TASK DESCRIPTION:
In the material below, identify each line bearing the word "Miss". Reproduce those lines.

SOURCE DATA:

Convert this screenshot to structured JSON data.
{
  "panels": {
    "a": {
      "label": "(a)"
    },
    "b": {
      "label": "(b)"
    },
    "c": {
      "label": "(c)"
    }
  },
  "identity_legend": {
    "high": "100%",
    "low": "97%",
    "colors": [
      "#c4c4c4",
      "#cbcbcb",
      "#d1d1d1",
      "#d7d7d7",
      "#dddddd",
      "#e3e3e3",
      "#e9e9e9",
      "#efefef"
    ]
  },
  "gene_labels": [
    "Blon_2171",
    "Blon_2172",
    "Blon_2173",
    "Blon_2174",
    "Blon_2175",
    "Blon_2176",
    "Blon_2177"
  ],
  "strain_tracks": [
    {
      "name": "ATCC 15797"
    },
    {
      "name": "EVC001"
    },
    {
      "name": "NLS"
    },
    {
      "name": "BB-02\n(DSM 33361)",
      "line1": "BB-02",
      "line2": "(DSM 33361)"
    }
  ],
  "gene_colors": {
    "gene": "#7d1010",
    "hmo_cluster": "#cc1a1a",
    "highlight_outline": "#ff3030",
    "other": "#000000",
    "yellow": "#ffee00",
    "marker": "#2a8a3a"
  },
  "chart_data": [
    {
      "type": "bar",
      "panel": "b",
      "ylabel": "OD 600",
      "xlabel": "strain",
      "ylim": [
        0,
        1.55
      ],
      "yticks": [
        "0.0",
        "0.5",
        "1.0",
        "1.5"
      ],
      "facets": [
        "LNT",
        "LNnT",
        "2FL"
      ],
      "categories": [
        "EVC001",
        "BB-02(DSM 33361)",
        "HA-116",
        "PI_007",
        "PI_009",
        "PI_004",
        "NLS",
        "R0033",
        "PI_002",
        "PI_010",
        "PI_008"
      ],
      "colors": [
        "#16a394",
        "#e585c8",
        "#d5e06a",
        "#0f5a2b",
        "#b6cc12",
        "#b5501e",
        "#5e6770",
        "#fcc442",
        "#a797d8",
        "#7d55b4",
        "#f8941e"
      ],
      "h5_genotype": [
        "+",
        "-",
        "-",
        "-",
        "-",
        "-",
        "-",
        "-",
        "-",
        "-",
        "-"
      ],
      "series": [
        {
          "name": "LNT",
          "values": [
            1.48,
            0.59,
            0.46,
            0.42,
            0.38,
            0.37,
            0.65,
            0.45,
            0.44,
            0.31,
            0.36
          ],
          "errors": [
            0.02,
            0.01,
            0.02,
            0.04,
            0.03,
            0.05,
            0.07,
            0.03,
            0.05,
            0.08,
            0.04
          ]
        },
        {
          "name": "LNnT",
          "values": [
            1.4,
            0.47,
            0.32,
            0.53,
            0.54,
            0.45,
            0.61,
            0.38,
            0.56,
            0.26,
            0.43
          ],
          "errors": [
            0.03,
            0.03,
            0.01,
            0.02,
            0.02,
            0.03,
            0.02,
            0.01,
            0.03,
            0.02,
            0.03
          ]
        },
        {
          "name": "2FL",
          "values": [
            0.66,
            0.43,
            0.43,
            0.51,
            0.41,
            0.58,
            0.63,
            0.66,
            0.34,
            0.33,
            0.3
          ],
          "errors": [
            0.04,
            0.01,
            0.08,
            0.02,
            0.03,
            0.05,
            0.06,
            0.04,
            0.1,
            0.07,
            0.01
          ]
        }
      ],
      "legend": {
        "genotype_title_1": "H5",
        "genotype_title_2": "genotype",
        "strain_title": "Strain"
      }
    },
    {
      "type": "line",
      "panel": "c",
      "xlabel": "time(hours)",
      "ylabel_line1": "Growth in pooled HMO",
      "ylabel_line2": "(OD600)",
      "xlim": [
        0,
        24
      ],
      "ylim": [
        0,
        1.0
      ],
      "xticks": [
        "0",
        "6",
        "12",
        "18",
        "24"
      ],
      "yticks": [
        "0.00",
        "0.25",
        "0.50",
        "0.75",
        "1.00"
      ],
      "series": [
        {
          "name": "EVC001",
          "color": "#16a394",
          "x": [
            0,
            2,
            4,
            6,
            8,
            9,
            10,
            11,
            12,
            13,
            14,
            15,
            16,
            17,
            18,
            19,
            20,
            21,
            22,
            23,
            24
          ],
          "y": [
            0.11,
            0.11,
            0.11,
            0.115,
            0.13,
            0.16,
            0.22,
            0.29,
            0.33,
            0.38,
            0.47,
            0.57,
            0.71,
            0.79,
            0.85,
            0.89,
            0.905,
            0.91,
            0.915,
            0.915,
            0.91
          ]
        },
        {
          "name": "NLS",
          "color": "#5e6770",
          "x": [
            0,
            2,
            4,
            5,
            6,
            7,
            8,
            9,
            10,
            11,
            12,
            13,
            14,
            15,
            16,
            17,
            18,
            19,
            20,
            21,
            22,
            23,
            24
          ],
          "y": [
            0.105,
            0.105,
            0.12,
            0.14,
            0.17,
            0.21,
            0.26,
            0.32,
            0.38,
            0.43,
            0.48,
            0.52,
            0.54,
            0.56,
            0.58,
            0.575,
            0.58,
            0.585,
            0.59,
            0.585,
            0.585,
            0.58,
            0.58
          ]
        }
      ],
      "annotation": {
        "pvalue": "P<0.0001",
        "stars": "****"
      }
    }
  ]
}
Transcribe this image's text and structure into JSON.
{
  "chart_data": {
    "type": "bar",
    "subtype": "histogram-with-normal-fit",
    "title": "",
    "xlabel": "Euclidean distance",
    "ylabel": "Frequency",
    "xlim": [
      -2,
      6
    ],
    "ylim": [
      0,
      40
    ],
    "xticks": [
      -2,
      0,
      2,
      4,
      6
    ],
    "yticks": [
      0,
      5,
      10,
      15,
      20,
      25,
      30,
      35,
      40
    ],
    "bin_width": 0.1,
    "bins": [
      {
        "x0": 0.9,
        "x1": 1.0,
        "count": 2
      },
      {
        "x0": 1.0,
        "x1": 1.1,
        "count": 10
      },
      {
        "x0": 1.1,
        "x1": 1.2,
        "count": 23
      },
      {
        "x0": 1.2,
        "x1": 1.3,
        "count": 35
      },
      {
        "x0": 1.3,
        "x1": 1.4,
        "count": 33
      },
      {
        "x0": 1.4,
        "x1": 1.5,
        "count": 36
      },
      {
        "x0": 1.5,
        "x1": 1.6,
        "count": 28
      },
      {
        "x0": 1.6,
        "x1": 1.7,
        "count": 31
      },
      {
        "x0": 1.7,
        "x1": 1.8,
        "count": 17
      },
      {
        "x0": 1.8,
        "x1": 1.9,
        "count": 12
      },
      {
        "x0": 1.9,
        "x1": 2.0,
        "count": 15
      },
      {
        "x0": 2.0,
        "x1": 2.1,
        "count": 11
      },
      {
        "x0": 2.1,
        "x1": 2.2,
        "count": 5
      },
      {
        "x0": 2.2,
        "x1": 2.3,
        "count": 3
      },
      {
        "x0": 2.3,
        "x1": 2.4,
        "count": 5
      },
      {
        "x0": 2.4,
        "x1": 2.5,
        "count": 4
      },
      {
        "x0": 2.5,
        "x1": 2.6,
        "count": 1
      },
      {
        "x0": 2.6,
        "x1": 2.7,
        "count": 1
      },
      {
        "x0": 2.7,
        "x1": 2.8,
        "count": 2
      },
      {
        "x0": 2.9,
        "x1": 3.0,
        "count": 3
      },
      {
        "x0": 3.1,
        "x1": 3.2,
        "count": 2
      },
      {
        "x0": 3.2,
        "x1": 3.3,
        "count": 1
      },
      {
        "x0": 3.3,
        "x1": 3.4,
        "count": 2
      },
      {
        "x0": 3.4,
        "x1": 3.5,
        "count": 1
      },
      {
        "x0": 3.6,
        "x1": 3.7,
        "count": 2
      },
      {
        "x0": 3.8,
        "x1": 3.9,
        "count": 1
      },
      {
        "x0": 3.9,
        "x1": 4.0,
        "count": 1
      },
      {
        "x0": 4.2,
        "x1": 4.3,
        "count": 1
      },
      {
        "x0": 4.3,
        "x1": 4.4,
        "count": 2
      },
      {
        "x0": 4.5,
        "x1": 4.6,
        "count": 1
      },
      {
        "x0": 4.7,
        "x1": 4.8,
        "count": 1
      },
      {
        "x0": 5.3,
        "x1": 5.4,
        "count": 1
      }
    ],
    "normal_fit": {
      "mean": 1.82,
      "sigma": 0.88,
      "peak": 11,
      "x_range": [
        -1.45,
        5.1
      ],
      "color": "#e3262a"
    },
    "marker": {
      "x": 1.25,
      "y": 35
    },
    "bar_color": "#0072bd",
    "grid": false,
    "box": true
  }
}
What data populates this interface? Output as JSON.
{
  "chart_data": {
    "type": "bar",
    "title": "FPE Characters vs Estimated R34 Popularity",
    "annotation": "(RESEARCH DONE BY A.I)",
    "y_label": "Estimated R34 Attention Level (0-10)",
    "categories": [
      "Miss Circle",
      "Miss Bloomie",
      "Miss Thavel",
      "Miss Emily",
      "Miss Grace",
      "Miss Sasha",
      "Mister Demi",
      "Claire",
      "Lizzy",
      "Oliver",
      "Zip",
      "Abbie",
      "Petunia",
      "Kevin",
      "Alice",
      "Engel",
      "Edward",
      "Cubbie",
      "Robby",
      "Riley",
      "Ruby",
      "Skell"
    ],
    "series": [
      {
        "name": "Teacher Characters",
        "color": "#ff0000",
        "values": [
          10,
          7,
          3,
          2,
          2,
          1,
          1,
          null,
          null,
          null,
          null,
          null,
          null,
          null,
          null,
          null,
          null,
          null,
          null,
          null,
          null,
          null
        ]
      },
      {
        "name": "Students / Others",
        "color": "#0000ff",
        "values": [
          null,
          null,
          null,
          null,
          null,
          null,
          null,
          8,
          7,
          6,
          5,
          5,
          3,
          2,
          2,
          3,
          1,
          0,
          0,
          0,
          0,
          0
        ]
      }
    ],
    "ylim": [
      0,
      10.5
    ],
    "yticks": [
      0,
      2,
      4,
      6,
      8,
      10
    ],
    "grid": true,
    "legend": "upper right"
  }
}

SOLUTION TO THIS TASK:
      "Miss Circle",
      "Miss Bloomie",
      "Miss Thavel",
      "Miss Emily",
      "Miss Grace",
      "Miss Sasha",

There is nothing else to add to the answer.